● **Work instructions**: Write out the material exactly. Do not include the pictures.

[Entries from a visual dataset]
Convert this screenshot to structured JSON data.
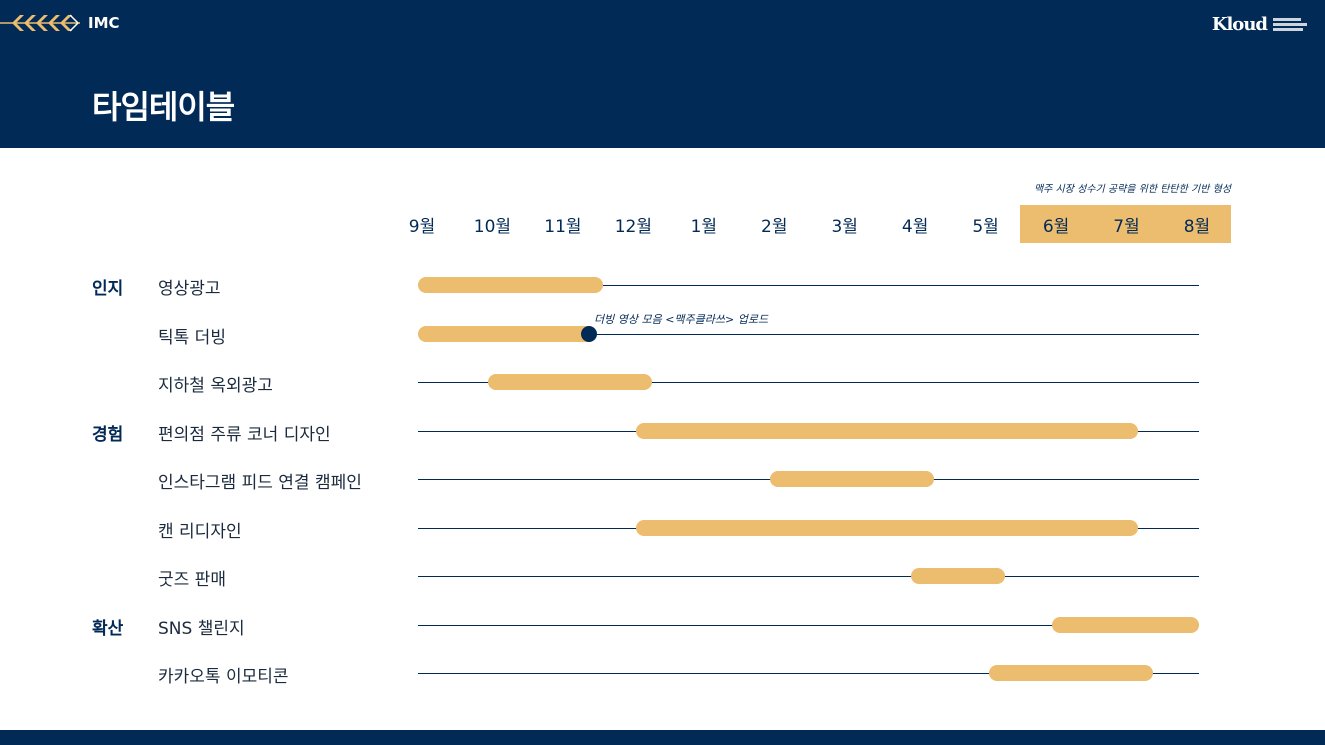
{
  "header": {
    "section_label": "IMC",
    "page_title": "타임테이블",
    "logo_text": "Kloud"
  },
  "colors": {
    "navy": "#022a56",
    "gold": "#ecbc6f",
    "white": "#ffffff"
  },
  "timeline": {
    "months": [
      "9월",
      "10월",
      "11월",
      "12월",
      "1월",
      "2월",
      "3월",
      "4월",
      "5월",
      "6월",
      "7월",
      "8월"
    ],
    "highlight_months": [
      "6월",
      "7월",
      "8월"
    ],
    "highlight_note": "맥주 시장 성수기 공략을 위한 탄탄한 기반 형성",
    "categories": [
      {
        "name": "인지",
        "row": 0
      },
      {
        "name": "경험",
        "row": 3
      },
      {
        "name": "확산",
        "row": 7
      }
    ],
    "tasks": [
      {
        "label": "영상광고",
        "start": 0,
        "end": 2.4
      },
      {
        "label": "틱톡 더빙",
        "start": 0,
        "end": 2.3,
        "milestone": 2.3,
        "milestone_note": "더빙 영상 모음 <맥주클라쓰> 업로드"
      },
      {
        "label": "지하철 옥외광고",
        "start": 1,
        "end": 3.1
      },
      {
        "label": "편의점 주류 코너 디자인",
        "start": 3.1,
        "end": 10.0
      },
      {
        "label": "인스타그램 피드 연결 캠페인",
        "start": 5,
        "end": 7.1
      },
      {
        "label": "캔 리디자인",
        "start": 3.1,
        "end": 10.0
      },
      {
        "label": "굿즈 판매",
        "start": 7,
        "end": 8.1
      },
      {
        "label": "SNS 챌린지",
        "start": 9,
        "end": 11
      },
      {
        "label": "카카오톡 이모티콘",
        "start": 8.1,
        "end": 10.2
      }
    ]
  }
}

● **Result for this exercise**:
Convert this screenshot to structured JSON data.
{
  "header": {
    "section_label": "IMC",
    "page_title": "타임테이블",
    "logo_text": "Kloud"
  },
  "colors": {
    "navy": "#022a56",
    "gold": "#ecbc6f",
    "white": "#ffffff"
  },
  "timeline": {
    "months": [
      "9월",
      "10월",
      "11월",
      "12월",
      "1월",
      "2월",
      "3월",
      "4월",
      "5월",
      "6월",
      "7월",
      "8월"
    ],
    "highlight_months": [
      "6월",
      "7월",
      "8월"
    ],
    "highlight_note": "맥주 시장 성수기 공략을 위한 탄탄한 기반 형성",
    "categories": [
      {
        "name": "인지",
        "row": 0
      },
      {
        "name": "경험",
        "row": 3
      },
      {
        "name": "확산",
        "row": 7
      }
    ],
    "tasks": [
      {
        "label": "영상광고",
        "start": 0,
        "end": 2.4
      },
      {
        "label": "틱톡 더빙",
        "start": 0,
        "end": 2.3,
        "milestone": 2.3,
        "milestone_note": "더빙 영상 모음 <맥주클라쓰> 업로드"
      },
      {
        "label": "지하철 옥외광고",
        "start": 1,
        "end": 3.1
      },
      {
        "label": "편의점 주류 코너 디자인",
        "start": 3.1,
        "end": 10.0
      },
      {
        "label": "인스타그램 피드 연결 캠페인",
        "start": 5,
        "end": 7.1
      },
      {
        "label": "캔 리디자인",
        "start": 3.1,
        "end": 10.0
      },
      {
        "label": "굿즈 판매",
        "start": 7,
        "end": 8.1
      },
      {
        "label": "SNS 챌린지",
        "start": 9,
        "end": 11
      },
      {
        "label": "카카오톡 이모티콘",
        "start": 8.1,
        "end": 10.2
      }
    ]
  }
}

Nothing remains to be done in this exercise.